• Task requirements
Edit the records below by replacing "close-tab-icon" with "tab-close-icon" wherever it appears, leaving everything else unchanged. Omit the pictures from your answer.

• Material supplied
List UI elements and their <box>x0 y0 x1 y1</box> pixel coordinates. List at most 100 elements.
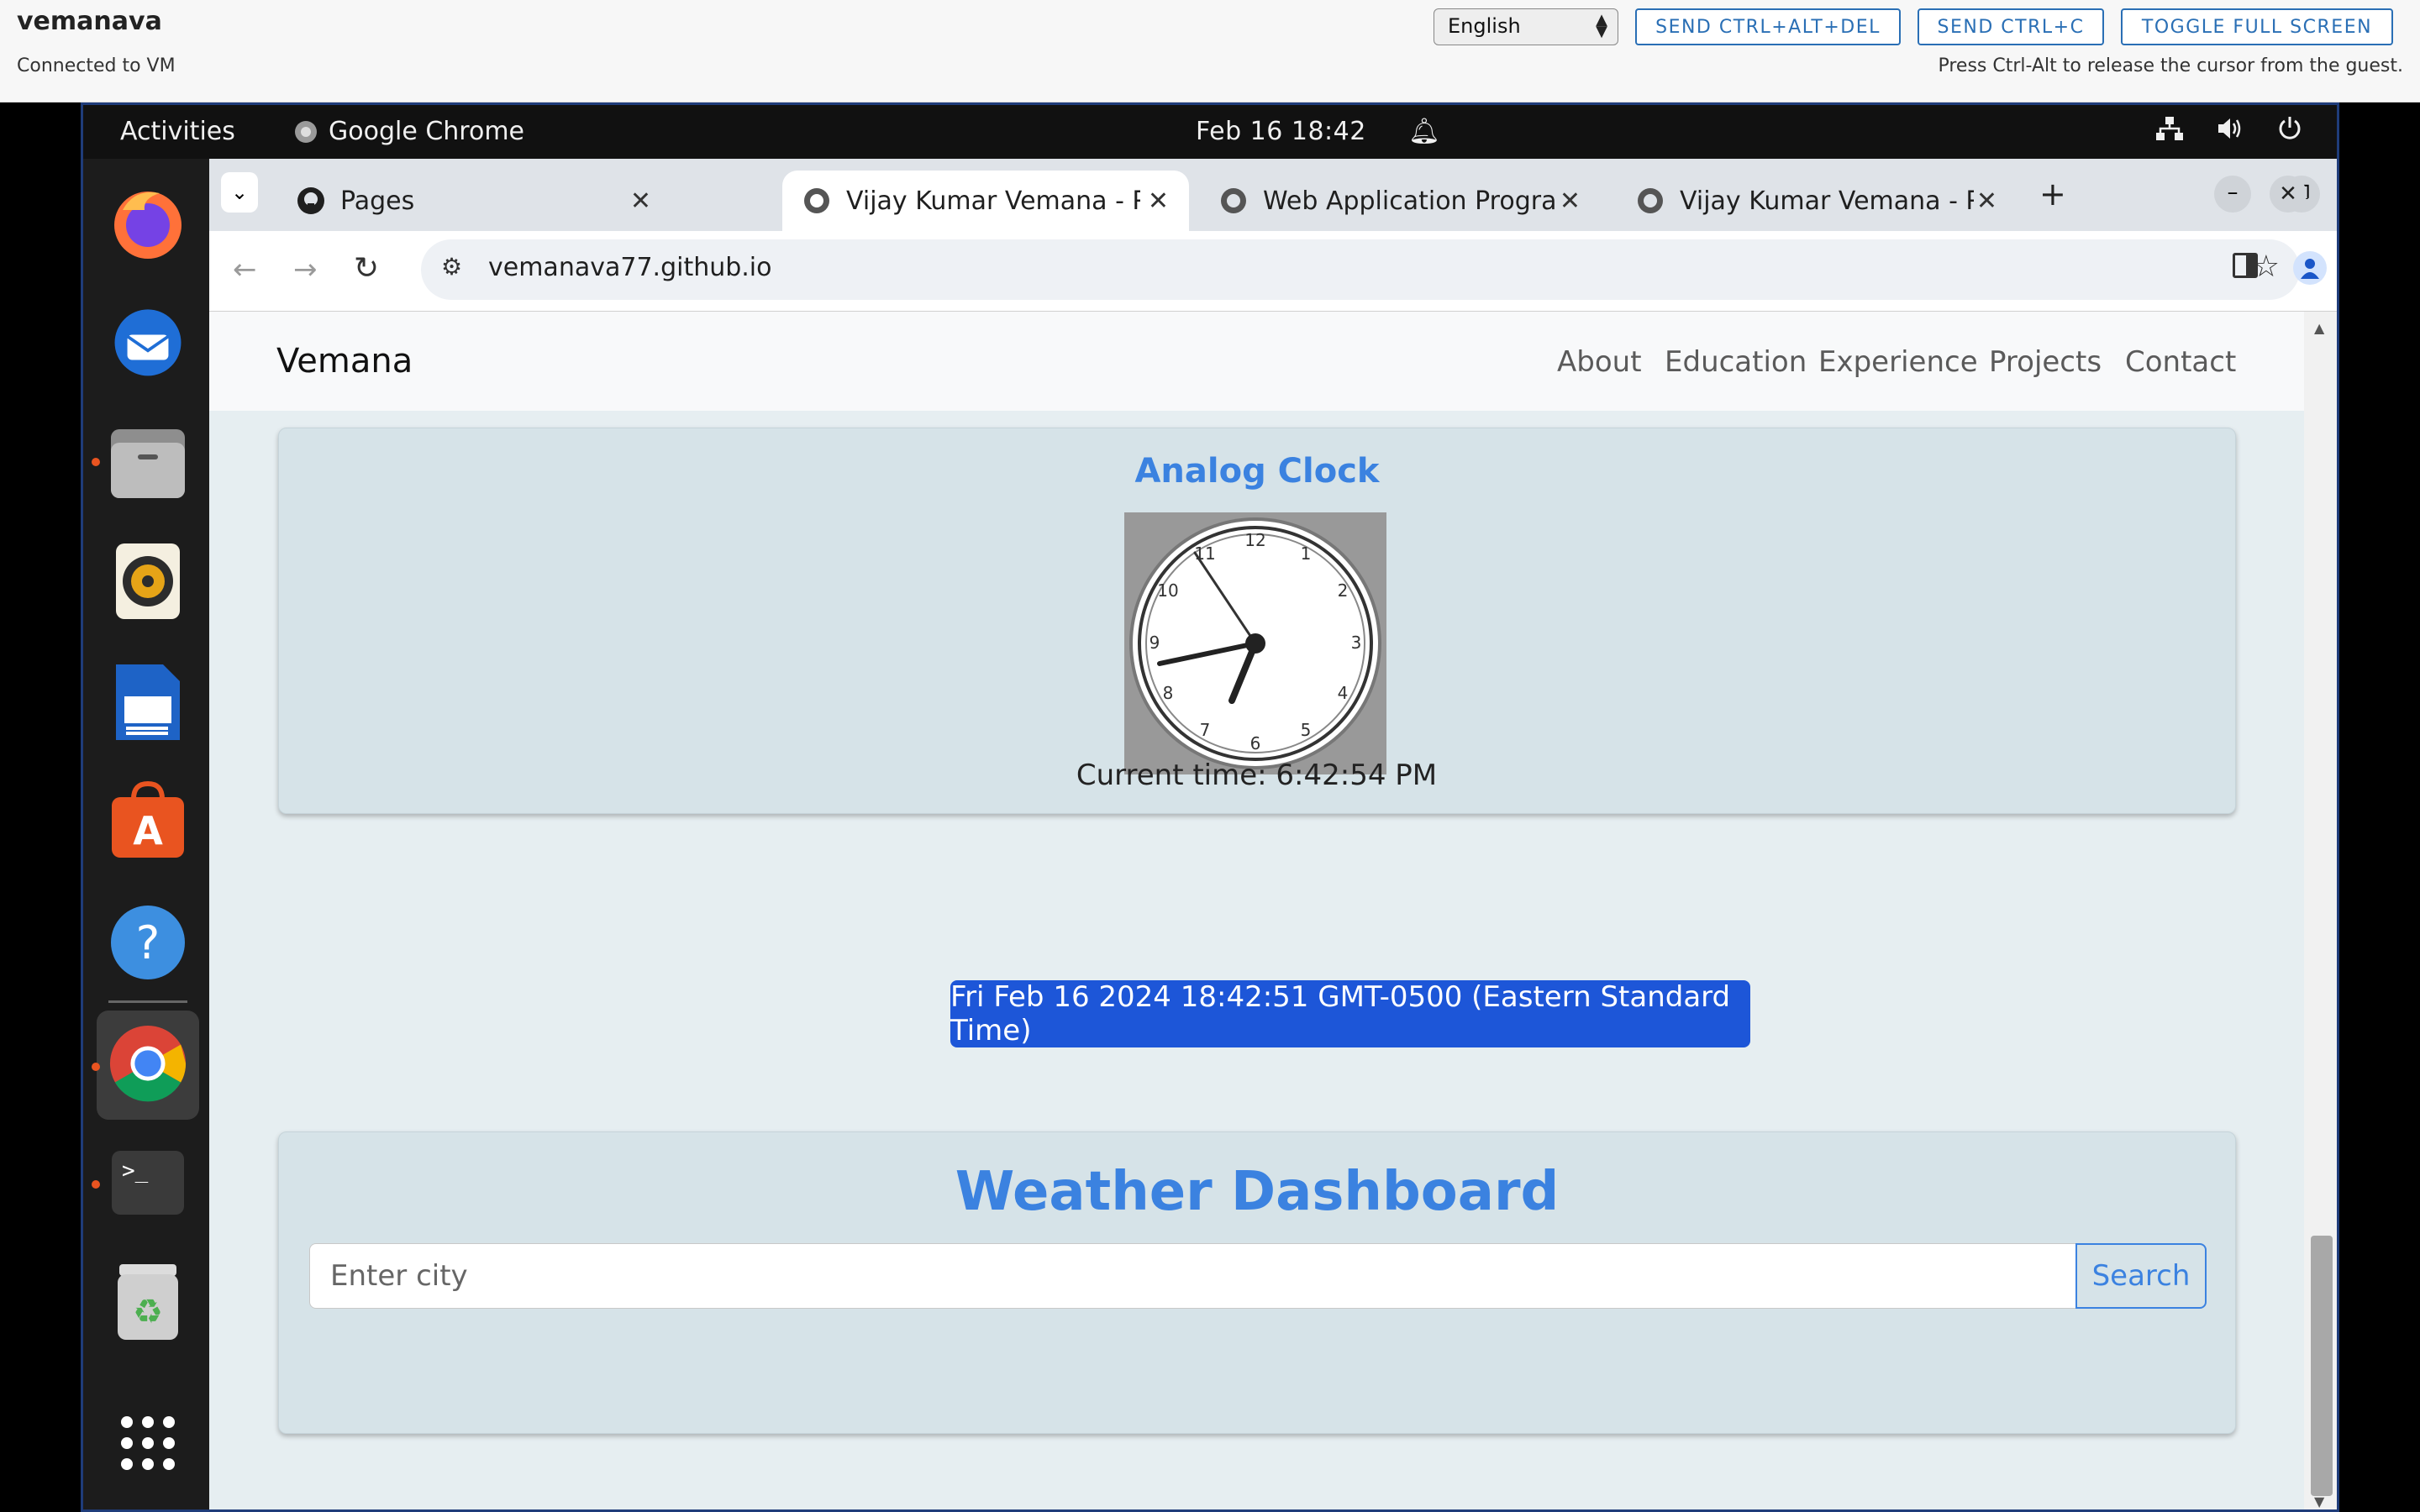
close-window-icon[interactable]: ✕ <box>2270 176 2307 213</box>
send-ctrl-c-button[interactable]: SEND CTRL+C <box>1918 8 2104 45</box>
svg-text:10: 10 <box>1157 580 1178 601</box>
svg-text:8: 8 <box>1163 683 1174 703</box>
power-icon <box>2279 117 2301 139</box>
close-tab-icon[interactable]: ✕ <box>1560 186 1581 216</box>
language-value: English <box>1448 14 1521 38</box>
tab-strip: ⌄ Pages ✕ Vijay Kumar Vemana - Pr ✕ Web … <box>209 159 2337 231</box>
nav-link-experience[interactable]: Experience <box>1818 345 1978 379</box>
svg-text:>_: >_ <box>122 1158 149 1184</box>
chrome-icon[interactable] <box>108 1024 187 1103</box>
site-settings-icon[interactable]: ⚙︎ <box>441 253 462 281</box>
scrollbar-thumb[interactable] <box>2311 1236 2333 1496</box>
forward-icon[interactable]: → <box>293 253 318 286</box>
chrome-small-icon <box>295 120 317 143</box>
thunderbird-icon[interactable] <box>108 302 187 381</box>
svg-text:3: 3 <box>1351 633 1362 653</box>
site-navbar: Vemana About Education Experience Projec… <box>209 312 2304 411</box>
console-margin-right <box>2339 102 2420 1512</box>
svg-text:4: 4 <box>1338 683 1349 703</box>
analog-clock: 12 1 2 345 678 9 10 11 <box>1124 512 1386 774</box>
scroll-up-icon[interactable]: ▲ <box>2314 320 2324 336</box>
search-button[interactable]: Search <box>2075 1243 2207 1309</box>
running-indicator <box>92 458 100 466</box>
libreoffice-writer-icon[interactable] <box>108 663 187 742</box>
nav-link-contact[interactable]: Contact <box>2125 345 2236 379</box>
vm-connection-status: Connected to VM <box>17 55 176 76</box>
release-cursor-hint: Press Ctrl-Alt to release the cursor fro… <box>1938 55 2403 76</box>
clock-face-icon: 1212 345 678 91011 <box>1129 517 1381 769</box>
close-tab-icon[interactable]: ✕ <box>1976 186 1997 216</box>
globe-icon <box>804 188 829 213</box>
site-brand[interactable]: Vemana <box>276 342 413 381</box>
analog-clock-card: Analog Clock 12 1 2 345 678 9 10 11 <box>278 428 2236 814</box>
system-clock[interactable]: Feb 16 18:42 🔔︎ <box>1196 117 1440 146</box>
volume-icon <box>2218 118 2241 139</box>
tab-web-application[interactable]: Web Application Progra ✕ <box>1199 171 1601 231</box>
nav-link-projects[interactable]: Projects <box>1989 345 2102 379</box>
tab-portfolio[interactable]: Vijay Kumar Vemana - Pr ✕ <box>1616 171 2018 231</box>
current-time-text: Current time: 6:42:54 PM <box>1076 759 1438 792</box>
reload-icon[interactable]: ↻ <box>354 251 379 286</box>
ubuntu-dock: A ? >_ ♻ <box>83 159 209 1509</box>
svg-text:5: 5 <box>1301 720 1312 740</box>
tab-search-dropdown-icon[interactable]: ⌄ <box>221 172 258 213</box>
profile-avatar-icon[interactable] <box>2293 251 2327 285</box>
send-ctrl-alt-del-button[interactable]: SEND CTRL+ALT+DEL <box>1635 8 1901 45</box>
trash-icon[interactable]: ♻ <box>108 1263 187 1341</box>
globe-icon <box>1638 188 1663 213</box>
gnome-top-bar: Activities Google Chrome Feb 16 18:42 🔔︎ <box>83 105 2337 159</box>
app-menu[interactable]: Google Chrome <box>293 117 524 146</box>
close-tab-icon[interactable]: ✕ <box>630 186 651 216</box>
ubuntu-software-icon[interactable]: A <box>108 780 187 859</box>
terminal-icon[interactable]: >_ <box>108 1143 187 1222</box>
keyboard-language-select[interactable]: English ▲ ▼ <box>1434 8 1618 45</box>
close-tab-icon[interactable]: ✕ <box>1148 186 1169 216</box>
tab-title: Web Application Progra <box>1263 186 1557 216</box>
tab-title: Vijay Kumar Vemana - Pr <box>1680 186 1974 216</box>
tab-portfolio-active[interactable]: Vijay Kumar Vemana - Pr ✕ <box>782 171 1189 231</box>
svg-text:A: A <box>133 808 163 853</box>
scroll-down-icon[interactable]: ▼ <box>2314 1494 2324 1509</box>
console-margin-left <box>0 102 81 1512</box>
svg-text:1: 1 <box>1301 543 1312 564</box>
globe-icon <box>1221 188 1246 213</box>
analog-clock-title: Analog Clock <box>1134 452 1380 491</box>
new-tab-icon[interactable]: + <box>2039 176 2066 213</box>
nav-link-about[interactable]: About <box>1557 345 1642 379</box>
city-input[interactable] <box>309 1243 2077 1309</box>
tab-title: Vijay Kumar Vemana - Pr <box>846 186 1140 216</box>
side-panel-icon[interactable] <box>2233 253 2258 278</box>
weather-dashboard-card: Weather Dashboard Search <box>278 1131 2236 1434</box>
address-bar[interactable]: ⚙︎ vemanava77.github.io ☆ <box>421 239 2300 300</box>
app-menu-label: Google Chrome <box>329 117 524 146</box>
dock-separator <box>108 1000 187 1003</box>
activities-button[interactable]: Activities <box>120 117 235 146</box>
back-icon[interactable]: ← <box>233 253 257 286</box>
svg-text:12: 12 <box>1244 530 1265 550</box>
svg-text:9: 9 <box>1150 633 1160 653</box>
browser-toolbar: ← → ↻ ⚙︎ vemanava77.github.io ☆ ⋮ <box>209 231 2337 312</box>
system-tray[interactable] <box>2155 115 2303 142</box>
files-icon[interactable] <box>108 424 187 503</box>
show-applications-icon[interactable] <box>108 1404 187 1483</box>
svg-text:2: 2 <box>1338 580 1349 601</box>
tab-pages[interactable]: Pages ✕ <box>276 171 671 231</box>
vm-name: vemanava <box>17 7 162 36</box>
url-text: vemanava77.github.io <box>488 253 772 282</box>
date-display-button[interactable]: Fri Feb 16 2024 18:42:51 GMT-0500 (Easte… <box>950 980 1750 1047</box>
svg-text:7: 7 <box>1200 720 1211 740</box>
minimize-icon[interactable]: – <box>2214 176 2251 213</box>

• Expected answer
List UI elements and their <box>x0 y0 x1 y1</box> pixel coordinates. List at most 100 elements.
close-window-icon[interactable]: ✕ <box>2270 176 2307 213</box>
send-ctrl-c-button[interactable]: SEND CTRL+C <box>1918 8 2104 45</box>
svg-text:10: 10 <box>1157 580 1178 601</box>
svg-text:8: 8 <box>1163 683 1174 703</box>
power-icon <box>2279 117 2301 139</box>
tab-close-icon[interactable]: ✕ <box>1560 186 1581 216</box>
language-value: English <box>1448 14 1521 38</box>
tab-strip: ⌄ Pages ✕ Vijay Kumar Vemana - Pr ✕ Web … <box>209 159 2337 231</box>
nav-link-experience[interactable]: Experience <box>1818 345 1978 379</box>
svg-text:>_: >_ <box>122 1158 149 1184</box>
chrome-icon[interactable] <box>108 1024 187 1103</box>
site-settings-icon[interactable]: ⚙︎ <box>441 253 462 281</box>
scrollbar-thumb[interactable] <box>2311 1236 2333 1496</box>
forward-icon[interactable]: → <box>293 253 318 286</box>
chrome-small-icon <box>295 120 317 143</box>
thunderbird-icon[interactable] <box>108 302 187 381</box>
svg-text:3: 3 <box>1351 633 1362 653</box>
site-navbar: Vemana About Education Experience Projec… <box>209 312 2304 411</box>
console-margin-right <box>2339 102 2420 1512</box>
svg-text:4: 4 <box>1338 683 1349 703</box>
analog-clock: 12 1 2 345 678 9 10 11 <box>1124 512 1386 774</box>
scroll-up-icon[interactable]: ▲ <box>2314 320 2324 336</box>
search-button[interactable]: Search <box>2075 1243 2207 1309</box>
running-indicator <box>92 458 100 466</box>
libreoffice-writer-icon[interactable] <box>108 663 187 742</box>
nav-link-contact[interactable]: Contact <box>2125 345 2236 379</box>
vm-connection-status: Connected to VM <box>17 55 176 76</box>
release-cursor-hint: Press Ctrl-Alt to release the cursor fro… <box>1938 55 2403 76</box>
clock-face-icon: 1212 345 678 91011 <box>1129 517 1381 769</box>
tab-close-icon[interactable]: ✕ <box>1976 186 1997 216</box>
globe-icon <box>804 188 829 213</box>
site-brand[interactable]: Vemana <box>276 342 413 381</box>
analog-clock-card: Analog Clock 12 1 2 345 678 9 10 11 <box>278 428 2236 814</box>
system-clock[interactable]: Feb 16 18:42 🔔︎ <box>1196 117 1440 146</box>
volume-icon <box>2218 118 2241 139</box>
tab-web-application[interactable]: Web Application Progra ✕ <box>1199 171 1601 231</box>
nav-link-projects[interactable]: Projects <box>1989 345 2102 379</box>
tab-portfolio[interactable]: Vijay Kumar Vemana - Pr ✕ <box>1616 171 2018 231</box>
current-time-text: Current time: 6:42:54 PM <box>1076 759 1438 792</box>
reload-icon[interactable]: ↻ <box>354 251 379 286</box>
ubuntu-dock: A ? >_ ♻ <box>83 159 209 1509</box>
svg-text:5: 5 <box>1301 720 1312 740</box>
tab-search-dropdown-icon[interactable]: ⌄ <box>221 172 258 213</box>
profile-avatar-icon[interactable] <box>2293 251 2327 285</box>
send-ctrl-alt-del-button[interactable]: SEND CTRL+ALT+DEL <box>1635 8 1901 45</box>
trash-icon[interactable]: ♻ <box>108 1263 187 1341</box>
globe-icon <box>1638 188 1663 213</box>
gnome-top-bar: Activities Google Chrome Feb 16 18:42 🔔︎ <box>83 105 2337 159</box>
app-menu[interactable]: Google Chrome <box>293 117 524 146</box>
tab-close-icon[interactable]: ✕ <box>630 186 651 216</box>
ubuntu-software-icon[interactable]: A <box>108 780 187 859</box>
terminal-icon[interactable]: >_ <box>108 1143 187 1222</box>
keyboard-language-select[interactable]: English ▲ ▼ <box>1434 8 1618 45</box>
tab-close-icon[interactable]: ✕ <box>1148 186 1169 216</box>
tab-title: Web Application Progra <box>1263 186 1557 216</box>
tab-title: Vijay Kumar Vemana - Pr <box>1680 186 1974 216</box>
tab-portfolio-active[interactable]: Vijay Kumar Vemana - Pr ✕ <box>782 171 1189 231</box>
svg-text:A: A <box>133 808 163 853</box>
scroll-down-icon[interactable]: ▼ <box>2314 1494 2324 1509</box>
console-margin-left <box>0 102 81 1512</box>
svg-text:1: 1 <box>1301 543 1312 564</box>
globe-icon <box>1221 188 1246 213</box>
analog-clock-title: Analog Clock <box>1134 452 1380 491</box>
new-tab-icon[interactable]: + <box>2039 176 2066 213</box>
nav-link-about[interactable]: About <box>1557 345 1642 379</box>
city-input[interactable] <box>309 1243 2077 1309</box>
tab-title: Vijay Kumar Vemana - Pr <box>846 186 1140 216</box>
side-panel-icon[interactable] <box>2233 253 2258 278</box>
weather-dashboard-card: Weather Dashboard Search <box>278 1131 2236 1434</box>
address-bar[interactable]: ⚙︎ vemanava77.github.io ☆ <box>421 239 2300 300</box>
app-menu-label: Google Chrome <box>329 117 524 146</box>
dock-separator <box>108 1000 187 1003</box>
activities-button[interactable]: Activities <box>120 117 235 146</box>
back-icon[interactable]: ← <box>233 253 257 286</box>
svg-text:12: 12 <box>1244 530 1265 550</box>
svg-text:9: 9 <box>1150 633 1160 653</box>
browser-toolbar: ← → ↻ ⚙︎ vemanava77.github.io ☆ ⋮ <box>209 231 2337 312</box>
system-tray[interactable] <box>2155 115 2303 142</box>
files-icon[interactable] <box>108 424 187 503</box>
show-applications-icon[interactable] <box>108 1404 187 1483</box>
svg-text:2: 2 <box>1338 580 1349 601</box>
tab-pages[interactable]: Pages ✕ <box>276 171 671 231</box>
vm-name: vemanava <box>17 7 162 36</box>
url-text: vemanava77.github.io <box>488 253 772 282</box>
date-display-button[interactable]: Fri Feb 16 2024 18:42:51 GMT-0500 (Easte… <box>950 980 1750 1047</box>
svg-text:7: 7 <box>1200 720 1211 740</box>
minimize-icon[interactable]: – <box>2214 176 2251 213</box>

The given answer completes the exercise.